%%

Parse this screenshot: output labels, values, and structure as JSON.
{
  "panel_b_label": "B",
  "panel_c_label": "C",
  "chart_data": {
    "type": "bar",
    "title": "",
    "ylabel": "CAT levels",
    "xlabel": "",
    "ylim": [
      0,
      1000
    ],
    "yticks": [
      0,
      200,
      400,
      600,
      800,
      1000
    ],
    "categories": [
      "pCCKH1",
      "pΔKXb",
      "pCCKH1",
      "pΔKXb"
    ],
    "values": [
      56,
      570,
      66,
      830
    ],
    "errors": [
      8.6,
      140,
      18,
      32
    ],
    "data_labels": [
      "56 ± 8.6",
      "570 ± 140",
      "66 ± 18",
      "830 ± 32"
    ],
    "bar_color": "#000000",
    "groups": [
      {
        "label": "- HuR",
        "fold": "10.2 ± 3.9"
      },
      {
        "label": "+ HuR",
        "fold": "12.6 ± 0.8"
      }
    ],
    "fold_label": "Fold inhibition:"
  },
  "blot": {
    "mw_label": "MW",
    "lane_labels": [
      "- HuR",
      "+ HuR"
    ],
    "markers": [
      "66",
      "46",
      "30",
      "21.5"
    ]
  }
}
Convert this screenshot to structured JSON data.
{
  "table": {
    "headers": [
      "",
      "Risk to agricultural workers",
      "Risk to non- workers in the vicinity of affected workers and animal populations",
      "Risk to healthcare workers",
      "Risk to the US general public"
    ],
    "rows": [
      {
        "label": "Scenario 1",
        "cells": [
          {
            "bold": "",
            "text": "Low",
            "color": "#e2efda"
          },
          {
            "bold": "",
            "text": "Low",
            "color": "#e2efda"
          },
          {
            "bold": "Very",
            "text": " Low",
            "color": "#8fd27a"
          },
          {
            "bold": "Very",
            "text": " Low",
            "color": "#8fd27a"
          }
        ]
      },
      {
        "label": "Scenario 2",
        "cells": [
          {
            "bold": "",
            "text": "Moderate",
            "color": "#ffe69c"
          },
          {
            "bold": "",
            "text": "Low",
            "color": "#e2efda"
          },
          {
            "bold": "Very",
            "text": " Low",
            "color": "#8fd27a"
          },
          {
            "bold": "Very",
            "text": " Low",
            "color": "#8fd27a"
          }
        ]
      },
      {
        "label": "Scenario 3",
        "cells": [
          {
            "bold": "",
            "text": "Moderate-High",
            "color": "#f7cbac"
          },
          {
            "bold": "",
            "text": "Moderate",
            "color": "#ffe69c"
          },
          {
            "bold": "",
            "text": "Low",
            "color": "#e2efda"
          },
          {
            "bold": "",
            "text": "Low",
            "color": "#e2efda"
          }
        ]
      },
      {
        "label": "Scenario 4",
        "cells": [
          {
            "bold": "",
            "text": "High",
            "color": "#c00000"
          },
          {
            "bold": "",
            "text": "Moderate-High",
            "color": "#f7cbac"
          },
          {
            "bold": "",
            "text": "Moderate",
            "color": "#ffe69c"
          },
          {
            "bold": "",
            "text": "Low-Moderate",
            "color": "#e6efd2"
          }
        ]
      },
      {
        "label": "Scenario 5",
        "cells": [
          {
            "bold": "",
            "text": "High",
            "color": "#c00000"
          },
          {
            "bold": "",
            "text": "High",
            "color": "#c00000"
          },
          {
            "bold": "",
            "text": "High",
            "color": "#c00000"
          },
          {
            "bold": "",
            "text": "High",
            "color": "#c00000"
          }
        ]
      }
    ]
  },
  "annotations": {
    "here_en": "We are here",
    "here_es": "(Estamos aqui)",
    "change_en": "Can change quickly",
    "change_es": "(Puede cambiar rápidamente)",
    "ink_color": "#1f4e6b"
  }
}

%%

| BRIEF |
Every line above should be retyped exactly as given.

| TASK RESULT |
Parse this screenshot: output labels, values, and structure as JSON.
{
  "panel_b_label": "B",
  "panel_c_label": "C",
  "chart_data": {
    "type": "bar",
    "title": "",
    "ylabel": "CAT levels",
    "xlabel": "",
    "ylim": [
      0,
      1000
    ],
    "yticks": [
      0,
      200,
      400,
      600,
      800,
      1000
    ],
    "categories": [
      "pCCKH1",
      "pΔKXb",
      "pCCKH1",
      "pΔKXb"
    ],
    "values": [
      56,
      570,
      66,
      830
    ],
    "errors": [
      8.6,
      140,
      18,
      32
    ],
    "data_labels": [
      "56 ± 8.6",
      "570 ± 140",
      "66 ± 18",
      "830 ± 32"
    ],
    "bar_color": "#000000",
    "groups": [
      {
        "label": "- HuR",
        "fold": "10.2 ± 3.9"
      },
      {
        "label": "+ HuR",
        "fold": "12.6 ± 0.8"
      }
    ],
    "fold_label": "Fold inhibition:"
  },
  "blot": {
    "mw_label": "MW",
    "lane_labels": [
      "- HuR",
      "+ HuR"
    ],
    "markers": [
      "66",
      "46",
      "30",
      "21.5"
    ]
  }
}
Convert this screenshot to structured JSON data.
{
  "table": {
    "headers": [
      "",
      "Risk to agricultural workers",
      "Risk to non- workers in the vicinity of affected workers and animal populations",
      "Risk to healthcare workers",
      "Risk to the US general public"
    ],
    "rows": [
      {
        "label": "Scenario 1",
        "cells": [
          {
            "bold": "",
            "text": "Low",
            "color": "#e2efda"
          },
          {
            "bold": "",
            "text": "Low",
            "color": "#e2efda"
          },
          {
            "bold": "Very",
            "text": " Low",
            "color": "#8fd27a"
          },
          {
            "bold": "Very",
            "text": " Low",
            "color": "#8fd27a"
          }
        ]
      },
      {
        "label": "Scenario 2",
        "cells": [
          {
            "bold": "",
            "text": "Moderate",
            "color": "#ffe69c"
          },
          {
            "bold": "",
            "text": "Low",
            "color": "#e2efda"
          },
          {
            "bold": "Very",
            "text": " Low",
            "color": "#8fd27a"
          },
          {
            "bold": "Very",
            "text": " Low",
            "color": "#8fd27a"
          }
        ]
      },
      {
        "label": "Scenario 3",
        "cells": [
          {
            "bold": "",
            "text": "Moderate-High",
            "color": "#f7cbac"
          },
          {
            "bold": "",
            "text": "Moderate",
            "color": "#ffe69c"
          },
          {
            "bold": "",
            "text": "Low",
            "color": "#e2efda"
          },
          {
            "bold": "",
            "text": "Low",
            "color": "#e2efda"
          }
        ]
      },
      {
        "label": "Scenario 4",
        "cells": [
          {
            "bold": "",
            "text": "High",
            "color": "#c00000"
          },
          {
            "bold": "",
            "text": "Moderate-High",
            "color": "#f7cbac"
          },
          {
            "bold": "",
            "text": "Moderate",
            "color": "#ffe69c"
          },
          {
            "bold": "",
            "text": "Low-Moderate",
            "color": "#e6efd2"
          }
        ]
      },
      {
        "label": "Scenario 5",
        "cells": [
          {
            "bold": "",
            "text": "High",
            "color": "#c00000"
          },
          {
            "bold": "",
            "text": "High",
            "color": "#c00000"
          },
          {
            "bold": "",
            "text": "High",
            "color": "#c00000"
          },
          {
            "bold": "",
            "text": "High",
            "color": "#c00000"
          }
        ]
      }
    ]
  },
  "annotations": {
    "here_en": "We are here",
    "here_es": "(Estamos aqui)",
    "change_en": "Can change quickly",
    "change_es": "(Puede cambiar rápidamente)",
    "ink_color": "#1f4e6b"
  }
}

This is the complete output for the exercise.